## TASK STATEMENT
Which lines in the data below contain the string "painting"? Pick out each of those lines and copy it in full.

====== DATA PROVIDED ======

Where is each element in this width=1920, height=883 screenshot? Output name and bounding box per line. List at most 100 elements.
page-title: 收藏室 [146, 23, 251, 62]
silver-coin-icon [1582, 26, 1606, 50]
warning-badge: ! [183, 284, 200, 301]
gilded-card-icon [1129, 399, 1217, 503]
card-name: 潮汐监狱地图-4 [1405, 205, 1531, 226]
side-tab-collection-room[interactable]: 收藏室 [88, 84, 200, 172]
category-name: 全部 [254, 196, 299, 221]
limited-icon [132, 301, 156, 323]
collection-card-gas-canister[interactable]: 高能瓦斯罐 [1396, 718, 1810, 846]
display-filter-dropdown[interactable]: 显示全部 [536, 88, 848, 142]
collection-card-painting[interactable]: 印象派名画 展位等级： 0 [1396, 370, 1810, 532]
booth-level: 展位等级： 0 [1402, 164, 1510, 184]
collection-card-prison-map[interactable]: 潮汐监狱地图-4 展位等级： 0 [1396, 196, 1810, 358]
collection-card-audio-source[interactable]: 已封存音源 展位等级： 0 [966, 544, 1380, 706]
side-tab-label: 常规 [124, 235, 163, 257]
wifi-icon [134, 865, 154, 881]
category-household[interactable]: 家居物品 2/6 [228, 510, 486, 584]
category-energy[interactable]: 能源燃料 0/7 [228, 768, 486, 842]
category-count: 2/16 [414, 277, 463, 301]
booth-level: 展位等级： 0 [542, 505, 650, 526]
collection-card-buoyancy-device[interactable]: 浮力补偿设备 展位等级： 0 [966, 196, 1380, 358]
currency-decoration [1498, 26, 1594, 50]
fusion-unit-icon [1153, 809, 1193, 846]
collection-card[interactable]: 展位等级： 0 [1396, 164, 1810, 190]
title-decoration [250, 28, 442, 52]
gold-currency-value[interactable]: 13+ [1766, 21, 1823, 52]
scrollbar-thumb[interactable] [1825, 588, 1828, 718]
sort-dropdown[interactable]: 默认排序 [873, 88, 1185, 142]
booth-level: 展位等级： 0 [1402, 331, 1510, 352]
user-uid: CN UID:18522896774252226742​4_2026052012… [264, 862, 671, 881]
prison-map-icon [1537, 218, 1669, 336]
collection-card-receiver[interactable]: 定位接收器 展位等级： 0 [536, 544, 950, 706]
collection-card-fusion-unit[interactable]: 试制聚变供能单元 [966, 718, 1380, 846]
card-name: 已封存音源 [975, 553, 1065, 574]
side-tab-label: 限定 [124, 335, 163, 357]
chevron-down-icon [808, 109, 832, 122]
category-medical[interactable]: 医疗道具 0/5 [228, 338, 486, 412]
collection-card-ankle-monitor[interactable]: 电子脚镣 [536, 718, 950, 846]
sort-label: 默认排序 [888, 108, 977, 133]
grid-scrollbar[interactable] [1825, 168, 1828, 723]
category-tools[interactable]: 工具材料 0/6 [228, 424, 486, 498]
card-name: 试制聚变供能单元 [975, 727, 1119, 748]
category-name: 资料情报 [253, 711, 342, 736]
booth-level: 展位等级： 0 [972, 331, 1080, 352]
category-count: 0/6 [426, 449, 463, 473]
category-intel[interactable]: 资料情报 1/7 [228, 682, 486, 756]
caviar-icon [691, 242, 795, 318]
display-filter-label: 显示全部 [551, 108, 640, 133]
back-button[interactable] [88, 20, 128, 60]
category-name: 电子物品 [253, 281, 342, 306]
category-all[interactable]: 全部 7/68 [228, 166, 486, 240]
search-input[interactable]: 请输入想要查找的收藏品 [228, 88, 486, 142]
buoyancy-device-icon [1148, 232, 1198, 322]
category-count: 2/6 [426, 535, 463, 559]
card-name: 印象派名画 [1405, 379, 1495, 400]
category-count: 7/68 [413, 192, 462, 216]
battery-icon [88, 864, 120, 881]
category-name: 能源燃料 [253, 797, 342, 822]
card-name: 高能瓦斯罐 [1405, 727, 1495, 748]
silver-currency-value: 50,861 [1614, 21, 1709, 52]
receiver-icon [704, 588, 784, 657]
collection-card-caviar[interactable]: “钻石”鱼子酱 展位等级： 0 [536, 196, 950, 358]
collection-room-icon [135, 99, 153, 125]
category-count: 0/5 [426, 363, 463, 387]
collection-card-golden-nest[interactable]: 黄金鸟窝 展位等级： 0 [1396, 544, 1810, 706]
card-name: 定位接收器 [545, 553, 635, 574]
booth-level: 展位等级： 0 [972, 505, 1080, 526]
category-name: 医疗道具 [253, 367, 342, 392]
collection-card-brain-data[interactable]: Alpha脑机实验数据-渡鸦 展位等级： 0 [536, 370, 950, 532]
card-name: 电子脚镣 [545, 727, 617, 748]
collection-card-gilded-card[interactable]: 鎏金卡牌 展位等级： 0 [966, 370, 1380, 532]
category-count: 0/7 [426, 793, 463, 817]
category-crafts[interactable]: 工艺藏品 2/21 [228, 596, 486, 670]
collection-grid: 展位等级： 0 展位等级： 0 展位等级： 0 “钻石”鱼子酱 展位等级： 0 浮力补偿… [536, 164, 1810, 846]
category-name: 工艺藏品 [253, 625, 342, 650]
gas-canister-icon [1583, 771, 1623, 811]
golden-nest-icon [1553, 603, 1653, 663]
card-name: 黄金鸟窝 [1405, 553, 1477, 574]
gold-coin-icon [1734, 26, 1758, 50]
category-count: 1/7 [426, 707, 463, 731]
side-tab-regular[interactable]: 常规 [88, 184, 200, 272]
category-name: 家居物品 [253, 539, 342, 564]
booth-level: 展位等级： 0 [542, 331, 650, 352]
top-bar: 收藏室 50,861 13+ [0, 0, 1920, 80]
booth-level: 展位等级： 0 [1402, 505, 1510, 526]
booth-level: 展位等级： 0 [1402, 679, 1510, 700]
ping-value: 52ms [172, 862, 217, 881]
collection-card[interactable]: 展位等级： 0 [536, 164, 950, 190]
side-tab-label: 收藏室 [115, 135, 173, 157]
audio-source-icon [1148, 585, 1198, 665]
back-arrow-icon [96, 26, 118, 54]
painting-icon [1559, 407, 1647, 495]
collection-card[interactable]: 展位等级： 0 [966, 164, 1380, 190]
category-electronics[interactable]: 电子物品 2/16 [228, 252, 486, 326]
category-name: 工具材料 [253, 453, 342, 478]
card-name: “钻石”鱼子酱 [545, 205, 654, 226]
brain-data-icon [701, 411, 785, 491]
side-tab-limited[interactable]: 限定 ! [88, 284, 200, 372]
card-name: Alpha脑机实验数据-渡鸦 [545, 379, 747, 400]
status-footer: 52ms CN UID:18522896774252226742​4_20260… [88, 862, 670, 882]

======
====== DATA PROVIDED ======

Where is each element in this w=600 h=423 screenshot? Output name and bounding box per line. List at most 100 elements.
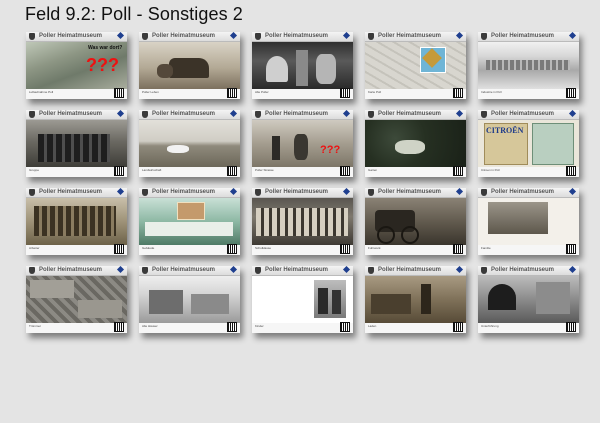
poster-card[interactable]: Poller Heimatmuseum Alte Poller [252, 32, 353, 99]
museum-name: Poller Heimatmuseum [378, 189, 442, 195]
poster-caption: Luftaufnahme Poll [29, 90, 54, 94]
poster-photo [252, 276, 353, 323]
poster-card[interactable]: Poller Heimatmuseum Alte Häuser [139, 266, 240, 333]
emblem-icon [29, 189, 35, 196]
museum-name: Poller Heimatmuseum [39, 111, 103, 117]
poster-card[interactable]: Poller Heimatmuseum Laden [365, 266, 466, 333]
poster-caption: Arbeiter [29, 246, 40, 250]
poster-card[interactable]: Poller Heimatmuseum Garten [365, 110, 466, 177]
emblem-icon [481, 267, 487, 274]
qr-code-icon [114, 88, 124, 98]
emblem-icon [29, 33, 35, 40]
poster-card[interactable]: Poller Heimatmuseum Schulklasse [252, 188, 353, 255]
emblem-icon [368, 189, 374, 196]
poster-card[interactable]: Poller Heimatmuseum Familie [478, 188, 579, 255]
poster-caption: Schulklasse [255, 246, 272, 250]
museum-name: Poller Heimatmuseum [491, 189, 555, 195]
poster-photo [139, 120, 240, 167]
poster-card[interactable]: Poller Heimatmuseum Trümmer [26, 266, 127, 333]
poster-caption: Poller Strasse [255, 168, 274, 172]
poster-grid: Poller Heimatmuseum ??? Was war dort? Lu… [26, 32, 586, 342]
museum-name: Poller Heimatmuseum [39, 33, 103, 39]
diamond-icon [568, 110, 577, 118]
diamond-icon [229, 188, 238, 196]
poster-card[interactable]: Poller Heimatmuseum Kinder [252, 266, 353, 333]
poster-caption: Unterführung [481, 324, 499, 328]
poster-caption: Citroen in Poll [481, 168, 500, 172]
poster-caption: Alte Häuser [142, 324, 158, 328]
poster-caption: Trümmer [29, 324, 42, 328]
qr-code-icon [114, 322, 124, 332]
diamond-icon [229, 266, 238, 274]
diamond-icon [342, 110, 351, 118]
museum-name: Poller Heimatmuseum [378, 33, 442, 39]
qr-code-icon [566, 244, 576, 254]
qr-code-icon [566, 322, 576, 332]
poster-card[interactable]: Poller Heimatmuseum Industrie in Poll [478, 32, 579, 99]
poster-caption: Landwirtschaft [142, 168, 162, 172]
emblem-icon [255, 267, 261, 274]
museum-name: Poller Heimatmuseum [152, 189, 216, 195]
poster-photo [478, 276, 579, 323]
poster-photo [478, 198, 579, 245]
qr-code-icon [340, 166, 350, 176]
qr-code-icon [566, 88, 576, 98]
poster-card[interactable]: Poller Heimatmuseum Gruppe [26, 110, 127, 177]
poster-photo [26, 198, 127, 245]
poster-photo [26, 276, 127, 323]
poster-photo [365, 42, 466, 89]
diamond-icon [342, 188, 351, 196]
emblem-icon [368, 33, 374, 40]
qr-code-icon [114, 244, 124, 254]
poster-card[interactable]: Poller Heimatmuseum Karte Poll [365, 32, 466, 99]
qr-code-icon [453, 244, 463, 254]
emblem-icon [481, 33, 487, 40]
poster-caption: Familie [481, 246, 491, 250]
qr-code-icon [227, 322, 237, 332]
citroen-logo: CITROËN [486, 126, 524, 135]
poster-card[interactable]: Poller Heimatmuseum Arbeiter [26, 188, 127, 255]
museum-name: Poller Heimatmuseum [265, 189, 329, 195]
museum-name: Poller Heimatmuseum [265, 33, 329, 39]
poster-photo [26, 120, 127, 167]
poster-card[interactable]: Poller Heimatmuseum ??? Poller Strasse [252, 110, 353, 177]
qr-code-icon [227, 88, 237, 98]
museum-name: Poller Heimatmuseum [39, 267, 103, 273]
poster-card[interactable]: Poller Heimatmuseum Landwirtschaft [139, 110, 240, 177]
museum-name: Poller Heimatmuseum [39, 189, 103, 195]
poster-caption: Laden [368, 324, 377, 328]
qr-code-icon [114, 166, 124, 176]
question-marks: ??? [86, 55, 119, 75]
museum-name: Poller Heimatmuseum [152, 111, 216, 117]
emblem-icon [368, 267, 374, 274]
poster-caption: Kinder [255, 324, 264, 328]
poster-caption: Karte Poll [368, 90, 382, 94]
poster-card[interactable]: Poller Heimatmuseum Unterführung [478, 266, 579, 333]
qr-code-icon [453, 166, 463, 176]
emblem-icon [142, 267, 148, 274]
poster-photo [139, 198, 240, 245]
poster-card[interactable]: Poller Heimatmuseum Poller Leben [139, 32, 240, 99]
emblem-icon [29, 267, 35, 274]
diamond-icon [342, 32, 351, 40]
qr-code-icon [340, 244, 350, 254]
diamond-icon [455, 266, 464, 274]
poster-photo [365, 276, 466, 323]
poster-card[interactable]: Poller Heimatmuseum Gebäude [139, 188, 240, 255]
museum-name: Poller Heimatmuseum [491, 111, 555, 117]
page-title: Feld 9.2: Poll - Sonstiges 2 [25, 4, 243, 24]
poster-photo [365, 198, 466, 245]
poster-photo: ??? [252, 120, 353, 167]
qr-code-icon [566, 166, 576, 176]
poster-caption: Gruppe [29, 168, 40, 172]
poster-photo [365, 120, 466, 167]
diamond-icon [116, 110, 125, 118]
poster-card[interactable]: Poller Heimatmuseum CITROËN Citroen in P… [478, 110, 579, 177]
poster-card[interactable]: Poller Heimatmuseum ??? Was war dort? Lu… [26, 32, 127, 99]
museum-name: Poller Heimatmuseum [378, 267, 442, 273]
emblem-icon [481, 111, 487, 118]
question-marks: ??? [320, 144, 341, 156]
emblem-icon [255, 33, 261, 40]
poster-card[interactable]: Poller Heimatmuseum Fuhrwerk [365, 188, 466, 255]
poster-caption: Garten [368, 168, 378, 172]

======
====== DATA PROVIDED ======

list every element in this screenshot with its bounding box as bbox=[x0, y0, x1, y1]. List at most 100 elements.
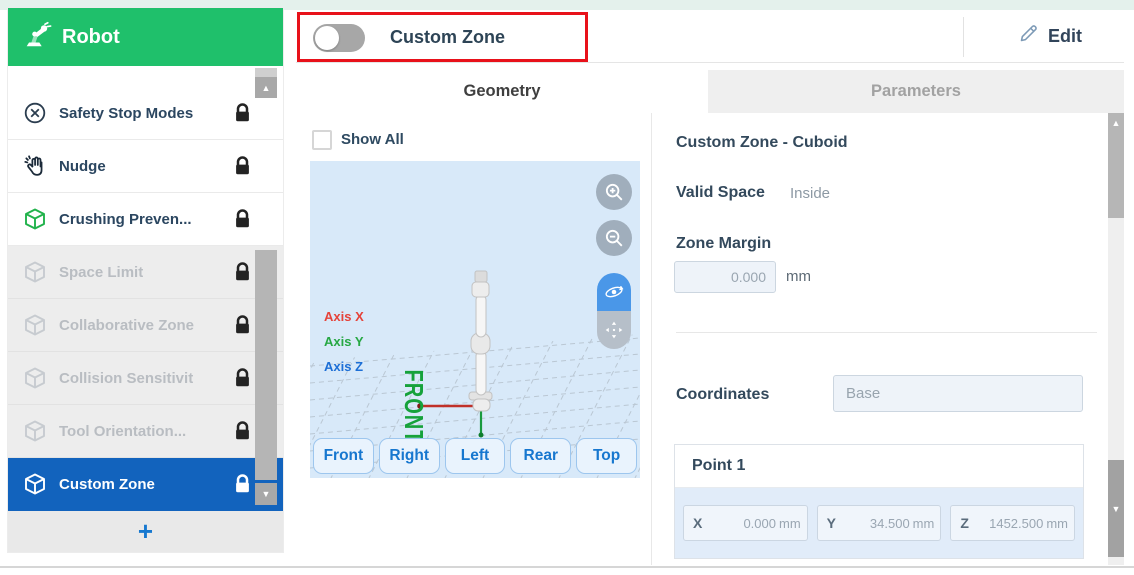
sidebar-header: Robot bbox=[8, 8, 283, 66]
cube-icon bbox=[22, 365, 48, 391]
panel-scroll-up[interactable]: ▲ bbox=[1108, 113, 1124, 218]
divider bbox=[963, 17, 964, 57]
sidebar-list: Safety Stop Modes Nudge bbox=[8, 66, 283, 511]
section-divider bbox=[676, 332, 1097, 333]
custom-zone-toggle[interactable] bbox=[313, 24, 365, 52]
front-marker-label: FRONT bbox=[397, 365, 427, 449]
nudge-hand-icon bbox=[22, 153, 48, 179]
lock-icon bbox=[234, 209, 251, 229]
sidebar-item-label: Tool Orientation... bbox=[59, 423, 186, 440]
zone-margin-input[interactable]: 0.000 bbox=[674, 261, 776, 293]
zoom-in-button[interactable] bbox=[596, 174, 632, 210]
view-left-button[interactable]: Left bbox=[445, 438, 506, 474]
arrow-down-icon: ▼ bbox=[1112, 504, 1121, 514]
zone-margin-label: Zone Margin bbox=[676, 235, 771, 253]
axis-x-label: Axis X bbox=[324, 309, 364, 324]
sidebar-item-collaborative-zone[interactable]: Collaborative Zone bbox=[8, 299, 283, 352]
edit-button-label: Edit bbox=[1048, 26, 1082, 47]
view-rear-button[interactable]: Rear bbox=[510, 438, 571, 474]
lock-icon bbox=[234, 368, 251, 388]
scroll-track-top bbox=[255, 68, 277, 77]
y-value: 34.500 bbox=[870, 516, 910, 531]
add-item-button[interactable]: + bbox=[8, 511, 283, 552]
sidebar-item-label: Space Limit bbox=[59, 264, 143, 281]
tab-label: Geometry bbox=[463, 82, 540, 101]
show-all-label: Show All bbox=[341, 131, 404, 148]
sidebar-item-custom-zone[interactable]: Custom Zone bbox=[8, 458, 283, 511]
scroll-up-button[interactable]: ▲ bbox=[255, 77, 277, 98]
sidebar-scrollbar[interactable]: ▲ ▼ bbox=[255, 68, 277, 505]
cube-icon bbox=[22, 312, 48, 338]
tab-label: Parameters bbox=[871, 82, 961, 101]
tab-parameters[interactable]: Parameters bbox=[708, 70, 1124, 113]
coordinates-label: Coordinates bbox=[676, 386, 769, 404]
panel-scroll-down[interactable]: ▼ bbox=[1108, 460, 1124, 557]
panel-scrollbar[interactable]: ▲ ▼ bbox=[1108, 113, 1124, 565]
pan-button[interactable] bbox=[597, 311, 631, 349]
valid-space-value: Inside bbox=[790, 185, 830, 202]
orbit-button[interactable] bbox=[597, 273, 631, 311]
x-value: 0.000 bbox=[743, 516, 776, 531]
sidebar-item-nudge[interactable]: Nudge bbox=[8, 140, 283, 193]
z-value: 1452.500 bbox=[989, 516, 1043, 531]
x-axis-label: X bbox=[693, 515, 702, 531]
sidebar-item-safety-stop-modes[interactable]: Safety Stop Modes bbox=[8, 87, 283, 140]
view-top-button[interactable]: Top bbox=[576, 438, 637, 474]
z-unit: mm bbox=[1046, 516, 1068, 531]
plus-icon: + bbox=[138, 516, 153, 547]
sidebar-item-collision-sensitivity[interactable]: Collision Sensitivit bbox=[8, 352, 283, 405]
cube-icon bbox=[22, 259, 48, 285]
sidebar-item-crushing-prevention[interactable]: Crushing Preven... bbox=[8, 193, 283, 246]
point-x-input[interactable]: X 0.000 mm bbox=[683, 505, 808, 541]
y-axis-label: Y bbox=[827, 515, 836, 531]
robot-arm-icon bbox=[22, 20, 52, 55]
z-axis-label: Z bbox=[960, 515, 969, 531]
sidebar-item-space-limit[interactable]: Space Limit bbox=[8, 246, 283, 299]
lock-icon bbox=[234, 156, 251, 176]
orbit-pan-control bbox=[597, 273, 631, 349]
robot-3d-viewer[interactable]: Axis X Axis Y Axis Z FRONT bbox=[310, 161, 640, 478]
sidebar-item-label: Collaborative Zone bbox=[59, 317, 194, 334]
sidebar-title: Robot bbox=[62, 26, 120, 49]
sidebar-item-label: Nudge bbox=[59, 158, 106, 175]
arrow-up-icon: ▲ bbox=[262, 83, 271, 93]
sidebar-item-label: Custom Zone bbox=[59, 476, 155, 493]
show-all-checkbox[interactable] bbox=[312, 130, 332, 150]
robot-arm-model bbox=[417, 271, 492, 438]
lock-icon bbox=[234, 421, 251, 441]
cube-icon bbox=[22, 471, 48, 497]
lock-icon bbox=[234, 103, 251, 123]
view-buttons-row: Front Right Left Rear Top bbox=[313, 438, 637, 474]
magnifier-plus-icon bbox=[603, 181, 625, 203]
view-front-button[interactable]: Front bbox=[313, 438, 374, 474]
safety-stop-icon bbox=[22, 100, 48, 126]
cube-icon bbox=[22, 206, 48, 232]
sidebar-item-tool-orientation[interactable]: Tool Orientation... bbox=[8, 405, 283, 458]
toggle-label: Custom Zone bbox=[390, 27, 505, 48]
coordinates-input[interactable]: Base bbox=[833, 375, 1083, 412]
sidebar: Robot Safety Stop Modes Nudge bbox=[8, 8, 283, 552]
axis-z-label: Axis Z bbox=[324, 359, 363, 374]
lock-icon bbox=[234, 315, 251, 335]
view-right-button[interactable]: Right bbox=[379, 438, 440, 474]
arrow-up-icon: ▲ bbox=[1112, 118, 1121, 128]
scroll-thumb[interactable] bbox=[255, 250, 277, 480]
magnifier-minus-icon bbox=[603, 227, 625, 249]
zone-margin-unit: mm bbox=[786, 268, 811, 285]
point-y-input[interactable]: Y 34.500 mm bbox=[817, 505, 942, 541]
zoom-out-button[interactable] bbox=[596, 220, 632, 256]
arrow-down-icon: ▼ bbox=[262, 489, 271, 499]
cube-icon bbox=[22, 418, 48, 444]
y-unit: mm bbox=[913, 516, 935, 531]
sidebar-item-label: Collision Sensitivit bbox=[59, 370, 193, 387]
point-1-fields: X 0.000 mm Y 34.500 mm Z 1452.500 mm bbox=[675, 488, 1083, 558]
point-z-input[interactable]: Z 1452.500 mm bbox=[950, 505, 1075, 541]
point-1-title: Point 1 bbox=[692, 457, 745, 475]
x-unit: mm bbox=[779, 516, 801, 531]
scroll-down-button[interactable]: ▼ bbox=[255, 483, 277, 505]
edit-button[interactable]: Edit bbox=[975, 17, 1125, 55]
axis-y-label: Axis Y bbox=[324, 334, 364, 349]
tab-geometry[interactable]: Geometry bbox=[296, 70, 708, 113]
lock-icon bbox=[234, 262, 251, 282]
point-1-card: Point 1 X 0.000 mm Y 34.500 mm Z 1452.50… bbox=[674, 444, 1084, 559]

======

## RESPONSE TO THIS EXERCISE
collection-card-painting[interactable]: 印象派名画 展位等级： 0 [1396, 370, 1810, 532]
painting-icon [1559, 407, 1647, 495]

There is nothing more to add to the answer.